Saved entries
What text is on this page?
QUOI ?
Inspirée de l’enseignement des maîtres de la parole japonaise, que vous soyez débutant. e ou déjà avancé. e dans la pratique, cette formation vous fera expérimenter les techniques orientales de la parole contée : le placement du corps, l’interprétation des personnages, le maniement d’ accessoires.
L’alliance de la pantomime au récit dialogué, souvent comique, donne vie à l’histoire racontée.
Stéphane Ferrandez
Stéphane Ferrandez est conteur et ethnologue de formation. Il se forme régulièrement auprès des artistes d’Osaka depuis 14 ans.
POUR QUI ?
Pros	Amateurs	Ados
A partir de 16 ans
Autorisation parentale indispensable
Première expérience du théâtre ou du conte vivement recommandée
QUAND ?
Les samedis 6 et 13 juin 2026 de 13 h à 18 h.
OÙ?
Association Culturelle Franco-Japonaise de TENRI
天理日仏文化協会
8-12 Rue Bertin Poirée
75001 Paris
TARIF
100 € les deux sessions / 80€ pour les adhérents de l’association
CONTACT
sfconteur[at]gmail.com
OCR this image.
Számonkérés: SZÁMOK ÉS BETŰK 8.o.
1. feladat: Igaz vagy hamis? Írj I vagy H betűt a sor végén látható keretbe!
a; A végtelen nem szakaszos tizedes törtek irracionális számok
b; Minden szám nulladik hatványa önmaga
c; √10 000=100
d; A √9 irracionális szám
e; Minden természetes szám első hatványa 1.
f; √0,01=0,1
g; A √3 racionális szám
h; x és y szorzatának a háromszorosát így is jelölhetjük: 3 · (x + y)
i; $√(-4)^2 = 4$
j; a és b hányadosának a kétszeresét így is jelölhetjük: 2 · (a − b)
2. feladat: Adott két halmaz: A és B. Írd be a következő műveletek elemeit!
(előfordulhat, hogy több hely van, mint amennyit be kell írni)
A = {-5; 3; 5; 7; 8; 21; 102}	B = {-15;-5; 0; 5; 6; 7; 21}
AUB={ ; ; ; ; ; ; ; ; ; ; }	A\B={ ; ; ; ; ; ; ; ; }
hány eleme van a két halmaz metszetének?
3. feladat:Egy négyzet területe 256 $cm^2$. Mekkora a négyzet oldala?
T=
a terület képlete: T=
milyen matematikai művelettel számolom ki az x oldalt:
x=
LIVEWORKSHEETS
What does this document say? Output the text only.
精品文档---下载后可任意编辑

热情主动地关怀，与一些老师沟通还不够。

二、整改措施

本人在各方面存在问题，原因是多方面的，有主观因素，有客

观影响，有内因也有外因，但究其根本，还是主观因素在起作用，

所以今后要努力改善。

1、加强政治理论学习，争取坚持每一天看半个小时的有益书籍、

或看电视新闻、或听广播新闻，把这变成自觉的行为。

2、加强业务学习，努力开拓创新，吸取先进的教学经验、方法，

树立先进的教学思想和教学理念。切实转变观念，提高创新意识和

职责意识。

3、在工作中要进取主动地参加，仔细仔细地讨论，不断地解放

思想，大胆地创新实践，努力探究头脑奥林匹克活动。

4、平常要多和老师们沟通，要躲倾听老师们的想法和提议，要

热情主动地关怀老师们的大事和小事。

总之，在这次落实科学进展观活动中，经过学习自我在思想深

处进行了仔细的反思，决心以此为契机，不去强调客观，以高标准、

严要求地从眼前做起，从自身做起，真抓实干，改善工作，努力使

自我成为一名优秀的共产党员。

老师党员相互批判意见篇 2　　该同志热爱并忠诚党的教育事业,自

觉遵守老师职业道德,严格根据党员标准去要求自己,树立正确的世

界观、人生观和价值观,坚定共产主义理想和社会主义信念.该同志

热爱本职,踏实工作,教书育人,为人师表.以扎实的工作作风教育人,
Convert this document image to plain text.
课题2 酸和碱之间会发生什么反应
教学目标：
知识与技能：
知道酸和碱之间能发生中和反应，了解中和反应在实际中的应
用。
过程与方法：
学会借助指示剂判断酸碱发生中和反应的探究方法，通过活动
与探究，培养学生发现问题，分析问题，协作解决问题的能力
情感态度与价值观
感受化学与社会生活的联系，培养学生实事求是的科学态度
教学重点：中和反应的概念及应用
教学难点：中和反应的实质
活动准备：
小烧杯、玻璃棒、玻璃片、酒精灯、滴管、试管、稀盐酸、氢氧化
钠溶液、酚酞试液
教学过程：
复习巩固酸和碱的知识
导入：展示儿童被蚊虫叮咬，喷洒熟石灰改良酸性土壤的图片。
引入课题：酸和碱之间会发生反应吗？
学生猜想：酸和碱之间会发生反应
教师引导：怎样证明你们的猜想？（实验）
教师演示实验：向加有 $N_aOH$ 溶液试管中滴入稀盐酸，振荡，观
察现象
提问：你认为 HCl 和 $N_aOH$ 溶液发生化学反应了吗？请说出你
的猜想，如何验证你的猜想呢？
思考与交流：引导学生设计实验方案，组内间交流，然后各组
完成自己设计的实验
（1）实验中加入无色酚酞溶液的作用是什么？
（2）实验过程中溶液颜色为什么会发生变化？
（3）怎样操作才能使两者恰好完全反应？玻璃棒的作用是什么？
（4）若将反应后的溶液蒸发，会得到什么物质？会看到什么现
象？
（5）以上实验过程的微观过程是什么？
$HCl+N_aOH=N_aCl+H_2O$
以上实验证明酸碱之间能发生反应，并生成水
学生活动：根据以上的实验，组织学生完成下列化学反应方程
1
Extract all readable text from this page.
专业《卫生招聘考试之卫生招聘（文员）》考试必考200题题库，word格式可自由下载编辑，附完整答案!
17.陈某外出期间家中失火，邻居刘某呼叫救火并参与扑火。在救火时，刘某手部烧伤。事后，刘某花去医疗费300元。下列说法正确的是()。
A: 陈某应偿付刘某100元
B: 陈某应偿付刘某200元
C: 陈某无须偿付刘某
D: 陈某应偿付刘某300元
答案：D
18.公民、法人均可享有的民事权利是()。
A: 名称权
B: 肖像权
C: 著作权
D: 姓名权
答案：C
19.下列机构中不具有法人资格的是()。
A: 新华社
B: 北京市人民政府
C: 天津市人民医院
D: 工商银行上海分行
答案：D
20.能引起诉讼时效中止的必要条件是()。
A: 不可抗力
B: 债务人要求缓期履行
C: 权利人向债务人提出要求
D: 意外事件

Task details = Retype the records in full. Keep every line identical to the original.

Full response =
What text is on this page?
QUOI ?
Inspirée de l’enseignement des maîtres de la parole japonaise, que vous soyez débutant. e ou déjà avancé. e dans la pratique, cette formation vous fera expérimenter les techniques orientales de la parole contée : le placement du corps, l’interprétation des personnages, le maniement d’ accessoires.
L’alliance de la pantomime au récit dialogué, souvent comique, donne vie à l’histoire racontée.
Stéphane Ferrandez
Stéphane Ferrandez est conteur et ethnologue de formation. Il se forme régulièrement auprès des artistes d’Osaka depuis 14 ans.
POUR QUI ?
Pros	Amateurs	Ados
A partir de 16 ans
Autorisation parentale indispensable
Première expérience du théâtre ou du conte vivement recommandée
QUAND ?
Les samedis 6 et 13 juin 2026 de 13 h à 18 h.
OÙ?
Association Culturelle Franco-Japonaise de TENRI
天理日仏文化協会
8-12 Rue Bertin Poirée
75001 Paris
TARIF
100 € les deux sessions / 80€ pour les adhérents de l’association
CONTACT
sfconteur[at]gmail.com
OCR this image.
Számonkérés: SZÁMOK ÉS BETŰK 8.o.
1. feladat: Igaz vagy hamis? Írj I vagy H betűt a sor végén látható keretbe!
a; A végtelen nem szakaszos tizedes törtek irracionális számok
b; Minden szám nulladik hatványa önmaga
c; √10 000=100
d; A √9 irracionális szám
e; Minden természetes szám első hatványa 1.
f; √0,01=0,1
g; A √3 racionális szám
h; x és y szorzatának a háromszorosát így is jelölhetjük: 3 · (x + y)
i; $√(-4)^2 = 4$
j; a és b hányadosának a kétszeresét így is jelölhetjük: 2 · (a − b)
2. feladat: Adott két halmaz: A és B. Írd be a következő műveletek elemeit!
(előfordulhat, hogy több hely van, mint amennyit be kell írni)
A = {-5; 3; 5; 7; 8; 21; 102}	B = {-15;-5; 0; 5; 6; 7; 21}
AUB={ ; ; ; ; ; ; ; ; ; ; }	A\B={ ; ; ; ; ; ; ; ; }
hány eleme van a két halmaz metszetének?
3. feladat:Egy négyzet területe 256 $cm^2$. Mekkora a négyzet oldala?
T=
a terület képlete: T=
milyen matematikai művelettel számolom ki az x oldalt:
x=
LIVEWORKSHEETS
What does this document say? Output the text only.
精品文档---下载后可任意编辑

热情主动地关怀，与一些老师沟通还不够。

二、整改措施

本人在各方面存在问题，原因是多方面的，有主观因素，有客

观影响，有内因也有外因，但究其根本，还是主观因素在起作用，

所以今后要努力改善。

1、加强政治理论学习，争取坚持每一天看半个小时的有益书籍、

或看电视新闻、或听广播新闻，把这变成自觉的行为。

2、加强业务学习，努力开拓创新，吸取先进的教学经验、方法，

树立先进的教学思想和教学理念。切实转变观念，提高创新意识和

职责意识。

3、在工作中要进取主动地参加，仔细仔细地讨论，不断地解放

思想，大胆地创新实践，努力探究头脑奥林匹克活动。

4、平常要多和老师们沟通，要躲倾听老师们的想法和提议，要

热情主动地关怀老师们的大事和小事。

总之，在这次落实科学进展观活动中，经过学习自我在思想深

处进行了仔细的反思，决心以此为契机，不去强调客观，以高标准、

严要求地从眼前做起，从自身做起，真抓实干，改善工作，努力使

自我成为一名优秀的共产党员。

老师党员相互批判意见篇 2　　该同志热爱并忠诚党的教育事业,自

觉遵守老师职业道德,严格根据党员标准去要求自己,树立正确的世

界观、人生观和价值观,坚定共产主义理想和社会主义信念.该同志

热爱本职,踏实工作,教书育人,为人师表.以扎实的工作作风教育人,
Convert this document image to plain text.
课题2 酸和碱之间会发生什么反应
教学目标：
知识与技能：
知道酸和碱之间能发生中和反应，了解中和反应在实际中的应
用。
过程与方法：
学会借助指示剂判断酸碱发生中和反应的探究方法，通过活动
与探究，培养学生发现问题，分析问题，协作解决问题的能力
情感态度与价值观
感受化学与社会生活的联系，培养学生实事求是的科学态度
教学重点：中和反应的概念及应用
教学难点：中和反应的实质
活动准备：
小烧杯、玻璃棒、玻璃片、酒精灯、滴管、试管、稀盐酸、氢氧化
钠溶液、酚酞试液
教学过程：
复习巩固酸和碱的知识
导入：展示儿童被蚊虫叮咬，喷洒熟石灰改良酸性土壤的图片。
引入课题：酸和碱之间会发生反应吗？
学生猜想：酸和碱之间会发生反应
教师引导：怎样证明你们的猜想？（实验）
教师演示实验：向加有 $N_aOH$ 溶液试管中滴入稀盐酸，振荡，观
察现象
提问：你认为 HCl 和 $N_aOH$ 溶液发生化学反应了吗？请说出你
的猜想，如何验证你的猜想呢？
思考与交流：引导学生设计实验方案，组内间交流，然后各组
完成自己设计的实验
（1）实验中加入无色酚酞溶液的作用是什么？
（2）实验过程中溶液颜色为什么会发生变化？
（3）怎样操作才能使两者恰好完全反应？玻璃棒的作用是什么？
（4）若将反应后的溶液蒸发，会得到什么物质？会看到什么现
象？
（5）以上实验过程的微观过程是什么？
$HCl+N_aOH=N_aCl+H_2O$
以上实验证明酸碱之间能发生反应，并生成水
学生活动：根据以上的实验，组织学生完成下列化学反应方程
1
Extract all readable text from this page.
专业《卫生招聘考试之卫生招聘（文员）》考试必考200题题库，word格式可自由下载编辑，附完整答案!
17.陈某外出期间家中失火，邻居刘某呼叫救火并参与扑火。在救火时，刘某手部烧伤。事后，刘某花去医疗费300元。下列说法正确的是()。
A: 陈某应偿付刘某100元
B: 陈某应偿付刘某200元
C: 陈某无须偿付刘某
D: 陈某应偿付刘某300元
答案：D
18.公民、法人均可享有的民事权利是()。
A: 名称权
B: 肖像权
C: 著作权
D: 姓名权
答案：C
19.下列机构中不具有法人资格的是()。
A: 新华社
B: 北京市人民政府
C: 天津市人民医院
D: 工商银行上海分行
答案：D
20.能引起诉讼时效中止的必要条件是()。
A: 不可抗力
B: 债务人要求缓期履行
C: 权利人向债务人提出要求
D: 意外事件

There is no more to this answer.